=== What needs to be done ===
The records that follow must be repeated verbatim, every one of them.

========

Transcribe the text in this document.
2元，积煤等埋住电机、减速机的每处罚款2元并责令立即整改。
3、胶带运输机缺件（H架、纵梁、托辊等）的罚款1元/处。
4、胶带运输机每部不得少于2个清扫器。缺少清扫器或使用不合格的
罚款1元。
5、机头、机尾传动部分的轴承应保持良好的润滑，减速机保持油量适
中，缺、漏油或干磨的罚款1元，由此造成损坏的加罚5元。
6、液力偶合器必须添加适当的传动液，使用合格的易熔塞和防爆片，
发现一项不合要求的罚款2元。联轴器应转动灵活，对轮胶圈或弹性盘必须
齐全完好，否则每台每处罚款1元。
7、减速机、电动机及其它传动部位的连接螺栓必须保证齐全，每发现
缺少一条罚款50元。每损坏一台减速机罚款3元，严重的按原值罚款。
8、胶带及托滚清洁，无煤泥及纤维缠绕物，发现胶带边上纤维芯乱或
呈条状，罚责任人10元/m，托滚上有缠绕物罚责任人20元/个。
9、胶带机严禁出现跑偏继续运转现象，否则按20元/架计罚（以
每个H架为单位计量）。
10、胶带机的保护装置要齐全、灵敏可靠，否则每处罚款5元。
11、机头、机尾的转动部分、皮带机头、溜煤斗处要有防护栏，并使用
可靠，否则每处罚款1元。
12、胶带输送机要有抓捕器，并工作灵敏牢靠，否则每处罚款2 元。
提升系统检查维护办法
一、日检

========

=== Exercise output ===
Transcribe the text in this document.
2元，积煤等埋住电机、减速机的每处罚款2元并责令立即整改。
3、胶带运输机缺件（H架、纵梁、托辊等）的罚款1元/处。
4、胶带运输机每部不得少于2个清扫器。缺少清扫器或使用不合格的
罚款1元。
5、机头、机尾传动部分的轴承应保持良好的润滑，减速机保持油量适
中，缺、漏油或干磨的罚款1元，由此造成损坏的加罚5元。
6、液力偶合器必须添加适当的传动液，使用合格的易熔塞和防爆片，
发现一项不合要求的罚款2元。联轴器应转动灵活，对轮胶圈或弹性盘必须
齐全完好，否则每台每处罚款1元。
7、减速机、电动机及其它传动部位的连接螺栓必须保证齐全，每发现
缺少一条罚款50元。每损坏一台减速机罚款3元，严重的按原值罚款。
8、胶带及托滚清洁，无煤泥及纤维缠绕物，发现胶带边上纤维芯乱或
呈条状，罚责任人10元/m，托滚上有缠绕物罚责任人20元/个。
9、胶带机严禁出现跑偏继续运转现象，否则按20元/架计罚（以
每个H架为单位计量）。
10、胶带机的保护装置要齐全、灵敏可靠，否则每处罚款5元。
11、机头、机尾的转动部分、皮带机头、溜煤斗处要有防护栏，并使用
可靠，否则每处罚款1元。
12、胶带输送机要有抓捕器，并工作灵敏牢靠，否则每处罚款2 元。
提升系统检查维护办法
一、日检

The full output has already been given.